Set down each record exactly as written.

▸ **DATA FOR THIS EXERCISE**:
>> BEGIN

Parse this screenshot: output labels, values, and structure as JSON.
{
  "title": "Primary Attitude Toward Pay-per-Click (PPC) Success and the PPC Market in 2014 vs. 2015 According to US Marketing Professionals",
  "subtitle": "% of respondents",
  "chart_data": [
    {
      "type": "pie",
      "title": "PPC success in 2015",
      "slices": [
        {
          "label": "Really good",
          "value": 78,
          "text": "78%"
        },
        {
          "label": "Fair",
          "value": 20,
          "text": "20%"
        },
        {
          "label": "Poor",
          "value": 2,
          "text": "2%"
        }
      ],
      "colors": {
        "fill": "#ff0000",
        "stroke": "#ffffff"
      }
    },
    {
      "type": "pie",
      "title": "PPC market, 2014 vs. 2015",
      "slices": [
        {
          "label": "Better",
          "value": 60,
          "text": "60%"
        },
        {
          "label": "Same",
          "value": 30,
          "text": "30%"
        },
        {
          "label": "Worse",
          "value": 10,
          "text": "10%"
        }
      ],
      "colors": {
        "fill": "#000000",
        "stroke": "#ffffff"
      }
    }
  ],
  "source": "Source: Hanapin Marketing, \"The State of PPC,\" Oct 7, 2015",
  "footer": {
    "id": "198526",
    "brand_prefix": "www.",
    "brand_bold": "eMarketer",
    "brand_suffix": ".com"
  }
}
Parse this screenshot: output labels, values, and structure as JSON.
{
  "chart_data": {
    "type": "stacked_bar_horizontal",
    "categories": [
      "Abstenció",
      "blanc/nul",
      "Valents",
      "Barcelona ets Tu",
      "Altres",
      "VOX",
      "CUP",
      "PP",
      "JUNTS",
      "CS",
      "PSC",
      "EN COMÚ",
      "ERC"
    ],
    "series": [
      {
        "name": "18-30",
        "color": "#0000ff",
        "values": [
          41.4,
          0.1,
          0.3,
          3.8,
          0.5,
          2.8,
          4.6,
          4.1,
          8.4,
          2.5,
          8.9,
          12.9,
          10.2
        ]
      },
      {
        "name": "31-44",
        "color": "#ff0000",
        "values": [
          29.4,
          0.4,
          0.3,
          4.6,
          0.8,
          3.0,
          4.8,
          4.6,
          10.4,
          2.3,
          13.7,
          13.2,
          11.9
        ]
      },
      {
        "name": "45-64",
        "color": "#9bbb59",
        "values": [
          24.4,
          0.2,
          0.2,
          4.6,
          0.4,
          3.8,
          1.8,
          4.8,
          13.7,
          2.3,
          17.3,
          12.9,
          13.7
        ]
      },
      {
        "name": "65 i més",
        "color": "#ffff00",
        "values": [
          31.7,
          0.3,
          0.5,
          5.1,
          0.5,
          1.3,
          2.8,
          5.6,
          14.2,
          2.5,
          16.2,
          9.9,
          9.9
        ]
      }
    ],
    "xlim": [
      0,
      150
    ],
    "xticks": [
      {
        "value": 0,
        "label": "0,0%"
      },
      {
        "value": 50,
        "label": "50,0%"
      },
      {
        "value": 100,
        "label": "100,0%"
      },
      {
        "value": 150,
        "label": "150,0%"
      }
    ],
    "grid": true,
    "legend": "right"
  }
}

>> END

▸ **THE REPLY**:
Parse this screenshot: output labels, values, and structure as JSON.
{
  "title": "Primary Attitude Toward Pay-per-Click (PPC) Success and the PPC Market in 2014 vs. 2015 According to US Marketing Professionals",
  "subtitle": "% of respondents",
  "chart_data": [
    {
      "type": "pie",
      "title": "PPC success in 2015",
      "slices": [
        {
          "label": "Really good",
          "value": 78,
          "text": "78%"
        },
        {
          "label": "Fair",
          "value": 20,
          "text": "20%"
        },
        {
          "label": "Poor",
          "value": 2,
          "text": "2%"
        }
      ],
      "colors": {
        "fill": "#ff0000",
        "stroke": "#ffffff"
      }
    },
    {
      "type": "pie",
      "title": "PPC market, 2014 vs. 2015",
      "slices": [
        {
          "label": "Better",
          "value": 60,
          "text": "60%"
        },
        {
          "label": "Same",
          "value": 30,
          "text": "30%"
        },
        {
          "label": "Worse",
          "value": 10,
          "text": "10%"
        }
      ],
      "colors": {
        "fill": "#000000",
        "stroke": "#ffffff"
      }
    }
  ],
  "source": "Source: Hanapin Marketing, \"The State of PPC,\" Oct 7, 2015",
  "footer": {
    "id": "198526",
    "brand_prefix": "www.",
    "brand_bold": "eMarketer",
    "brand_suffix": ".com"
  }
}
Parse this screenshot: output labels, values, and structure as JSON.
{
  "chart_data": {
    "type": "stacked_bar_horizontal",
    "categories": [
      "Abstenció",
      "blanc/nul",
      "Valents",
      "Barcelona ets Tu",
      "Altres",
      "VOX",
      "CUP",
      "PP",
      "JUNTS",
      "CS",
      "PSC",
      "EN COMÚ",
      "ERC"
    ],
    "series": [
      {
        "name": "18-30",
        "color": "#0000ff",
        "values": [
          41.4,
          0.1,
          0.3,
          3.8,
          0.5,
          2.8,
          4.6,
          4.1,
          8.4,
          2.5,
          8.9,
          12.9,
          10.2
        ]
      },
      {
        "name": "31-44",
        "color": "#ff0000",
        "values": [
          29.4,
          0.4,
          0.3,
          4.6,
          0.8,
          3.0,
          4.8,
          4.6,
          10.4,
          2.3,
          13.7,
          13.2,
          11.9
        ]
      },
      {
        "name": "45-64",
        "color": "#9bbb59",
        "values": [
          24.4,
          0.2,
          0.2,
          4.6,
          0.4,
          3.8,
          1.8,
          4.8,
          13.7,
          2.3,
          17.3,
          12.9,
          13.7
        ]
      },
      {
        "name": "65 i més",
        "color": "#ffff00",
        "values": [
          31.7,
          0.3,
          0.5,
          5.1,
          0.5,
          1.3,
          2.8,
          5.6,
          14.2,
          2.5,
          16.2,
          9.9,
          9.9
        ]
      }
    ],
    "xlim": [
      0,
      150
    ],
    "xticks": [
      {
        "value": 0,
        "label": "0,0%"
      },
      {
        "value": 50,
        "label": "50,0%"
      },
      {
        "value": 100,
        "label": "100,0%"
      },
      {
        "value": 150,
        "label": "150,0%"
      }
    ],
    "grid": true,
    "legend": "right"
  }
}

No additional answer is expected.